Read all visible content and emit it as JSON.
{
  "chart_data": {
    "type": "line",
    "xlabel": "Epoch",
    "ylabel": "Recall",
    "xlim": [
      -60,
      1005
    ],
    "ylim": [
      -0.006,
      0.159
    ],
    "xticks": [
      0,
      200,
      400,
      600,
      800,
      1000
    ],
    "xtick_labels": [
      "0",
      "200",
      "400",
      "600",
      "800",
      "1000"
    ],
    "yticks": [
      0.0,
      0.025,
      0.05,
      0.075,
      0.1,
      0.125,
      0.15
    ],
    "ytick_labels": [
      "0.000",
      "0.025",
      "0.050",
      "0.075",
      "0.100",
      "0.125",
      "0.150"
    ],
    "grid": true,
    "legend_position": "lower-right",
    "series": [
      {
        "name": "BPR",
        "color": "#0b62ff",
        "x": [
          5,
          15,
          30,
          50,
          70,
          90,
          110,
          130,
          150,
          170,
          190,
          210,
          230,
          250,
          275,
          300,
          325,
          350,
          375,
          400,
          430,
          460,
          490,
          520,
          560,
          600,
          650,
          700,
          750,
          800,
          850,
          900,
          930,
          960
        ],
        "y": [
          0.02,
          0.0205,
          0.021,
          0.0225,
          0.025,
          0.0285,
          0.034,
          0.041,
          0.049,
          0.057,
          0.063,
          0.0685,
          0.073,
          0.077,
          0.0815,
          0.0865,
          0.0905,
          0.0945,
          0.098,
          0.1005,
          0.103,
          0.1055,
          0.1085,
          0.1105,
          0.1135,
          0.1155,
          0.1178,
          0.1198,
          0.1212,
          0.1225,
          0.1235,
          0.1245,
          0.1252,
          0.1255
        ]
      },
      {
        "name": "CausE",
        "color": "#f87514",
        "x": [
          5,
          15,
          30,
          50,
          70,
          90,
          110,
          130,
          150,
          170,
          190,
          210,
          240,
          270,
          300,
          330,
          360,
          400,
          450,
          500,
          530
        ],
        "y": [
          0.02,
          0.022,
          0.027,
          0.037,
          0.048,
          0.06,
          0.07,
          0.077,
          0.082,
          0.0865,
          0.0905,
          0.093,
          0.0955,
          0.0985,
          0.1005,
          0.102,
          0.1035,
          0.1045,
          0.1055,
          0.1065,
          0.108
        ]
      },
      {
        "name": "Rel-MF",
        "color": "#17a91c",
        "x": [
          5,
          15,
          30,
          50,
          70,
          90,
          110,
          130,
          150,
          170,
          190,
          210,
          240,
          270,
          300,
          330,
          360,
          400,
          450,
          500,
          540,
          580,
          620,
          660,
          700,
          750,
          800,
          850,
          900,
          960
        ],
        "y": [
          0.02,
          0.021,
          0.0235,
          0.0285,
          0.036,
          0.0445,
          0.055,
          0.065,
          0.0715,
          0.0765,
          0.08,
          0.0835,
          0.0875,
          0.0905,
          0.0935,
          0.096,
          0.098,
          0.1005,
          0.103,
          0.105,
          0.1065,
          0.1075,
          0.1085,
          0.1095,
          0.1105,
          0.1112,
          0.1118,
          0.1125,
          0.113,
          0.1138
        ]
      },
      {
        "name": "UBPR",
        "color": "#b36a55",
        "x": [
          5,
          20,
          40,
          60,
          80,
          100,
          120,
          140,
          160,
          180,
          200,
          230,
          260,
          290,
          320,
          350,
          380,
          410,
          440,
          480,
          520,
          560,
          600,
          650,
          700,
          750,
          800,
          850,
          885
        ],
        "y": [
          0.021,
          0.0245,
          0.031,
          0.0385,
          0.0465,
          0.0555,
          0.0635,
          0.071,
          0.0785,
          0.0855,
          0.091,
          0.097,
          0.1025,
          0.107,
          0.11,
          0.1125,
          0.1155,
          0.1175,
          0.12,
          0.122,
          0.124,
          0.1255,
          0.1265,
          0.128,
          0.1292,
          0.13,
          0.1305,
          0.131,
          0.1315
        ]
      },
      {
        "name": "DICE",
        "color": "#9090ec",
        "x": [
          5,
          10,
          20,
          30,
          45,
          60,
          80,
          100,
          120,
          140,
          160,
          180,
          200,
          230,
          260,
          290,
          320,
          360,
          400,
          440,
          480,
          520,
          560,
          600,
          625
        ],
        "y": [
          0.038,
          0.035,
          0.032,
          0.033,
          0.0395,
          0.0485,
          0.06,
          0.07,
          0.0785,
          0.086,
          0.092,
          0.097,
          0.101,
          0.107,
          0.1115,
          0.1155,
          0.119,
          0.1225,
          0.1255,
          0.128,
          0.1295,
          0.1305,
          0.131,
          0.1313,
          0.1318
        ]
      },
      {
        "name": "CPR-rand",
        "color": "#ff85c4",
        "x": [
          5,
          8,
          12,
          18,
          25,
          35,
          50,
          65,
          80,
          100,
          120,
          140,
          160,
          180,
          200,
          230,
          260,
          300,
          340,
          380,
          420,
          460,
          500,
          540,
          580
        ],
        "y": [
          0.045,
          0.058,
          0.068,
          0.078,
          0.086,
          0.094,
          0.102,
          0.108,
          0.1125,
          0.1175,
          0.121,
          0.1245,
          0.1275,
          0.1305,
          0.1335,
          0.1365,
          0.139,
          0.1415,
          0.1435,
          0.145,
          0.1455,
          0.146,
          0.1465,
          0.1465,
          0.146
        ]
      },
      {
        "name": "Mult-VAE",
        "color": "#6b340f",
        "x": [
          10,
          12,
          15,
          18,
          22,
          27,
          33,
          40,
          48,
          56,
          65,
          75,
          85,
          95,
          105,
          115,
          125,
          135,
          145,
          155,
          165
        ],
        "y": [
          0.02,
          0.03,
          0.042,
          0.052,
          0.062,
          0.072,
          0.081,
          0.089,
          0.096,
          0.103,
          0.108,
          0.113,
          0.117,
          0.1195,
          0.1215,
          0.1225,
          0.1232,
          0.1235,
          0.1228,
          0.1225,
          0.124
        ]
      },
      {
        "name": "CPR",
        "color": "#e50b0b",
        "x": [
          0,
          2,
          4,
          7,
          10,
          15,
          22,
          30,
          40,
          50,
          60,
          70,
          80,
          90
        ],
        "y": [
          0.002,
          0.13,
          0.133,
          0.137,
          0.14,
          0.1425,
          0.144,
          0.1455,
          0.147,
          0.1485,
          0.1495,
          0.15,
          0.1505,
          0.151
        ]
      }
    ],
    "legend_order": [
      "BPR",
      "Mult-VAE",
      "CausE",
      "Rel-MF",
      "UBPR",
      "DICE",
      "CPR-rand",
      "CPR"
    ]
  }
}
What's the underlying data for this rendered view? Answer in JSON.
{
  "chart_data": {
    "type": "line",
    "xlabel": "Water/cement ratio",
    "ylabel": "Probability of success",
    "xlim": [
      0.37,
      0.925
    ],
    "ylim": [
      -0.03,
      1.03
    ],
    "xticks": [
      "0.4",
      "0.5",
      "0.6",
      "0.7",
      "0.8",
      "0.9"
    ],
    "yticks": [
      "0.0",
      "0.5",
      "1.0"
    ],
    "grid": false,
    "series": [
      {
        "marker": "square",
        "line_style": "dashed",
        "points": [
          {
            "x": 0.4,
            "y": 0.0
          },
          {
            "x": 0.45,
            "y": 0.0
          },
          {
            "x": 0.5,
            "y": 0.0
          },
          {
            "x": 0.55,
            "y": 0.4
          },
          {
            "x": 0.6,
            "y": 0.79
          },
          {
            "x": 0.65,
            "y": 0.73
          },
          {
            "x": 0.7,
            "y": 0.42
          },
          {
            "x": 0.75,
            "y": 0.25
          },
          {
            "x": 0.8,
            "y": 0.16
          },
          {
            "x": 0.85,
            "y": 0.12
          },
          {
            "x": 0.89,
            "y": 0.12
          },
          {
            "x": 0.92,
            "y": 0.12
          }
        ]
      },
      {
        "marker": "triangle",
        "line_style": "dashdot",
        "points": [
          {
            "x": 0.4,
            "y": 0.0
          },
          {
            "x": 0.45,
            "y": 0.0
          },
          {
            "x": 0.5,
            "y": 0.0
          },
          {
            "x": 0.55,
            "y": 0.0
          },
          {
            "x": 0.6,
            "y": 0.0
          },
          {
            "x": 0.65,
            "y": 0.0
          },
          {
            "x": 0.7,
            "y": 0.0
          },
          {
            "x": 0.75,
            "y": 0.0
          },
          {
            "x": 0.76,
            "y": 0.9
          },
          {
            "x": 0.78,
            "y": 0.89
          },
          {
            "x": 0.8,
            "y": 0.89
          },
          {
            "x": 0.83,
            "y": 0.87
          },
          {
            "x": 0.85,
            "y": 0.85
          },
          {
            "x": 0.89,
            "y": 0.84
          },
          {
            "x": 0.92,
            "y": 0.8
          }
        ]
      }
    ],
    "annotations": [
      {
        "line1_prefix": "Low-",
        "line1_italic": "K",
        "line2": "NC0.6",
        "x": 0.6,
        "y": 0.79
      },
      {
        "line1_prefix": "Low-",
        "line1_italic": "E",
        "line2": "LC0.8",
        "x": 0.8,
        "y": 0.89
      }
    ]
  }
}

▶ Exercise: Gather up every line from the listing above in which the word "JSON" occurs.

▶ Answer to the task:
Read all visible content and emit it as JSON.
What's the underlying data for this rendered view? Answer in JSON.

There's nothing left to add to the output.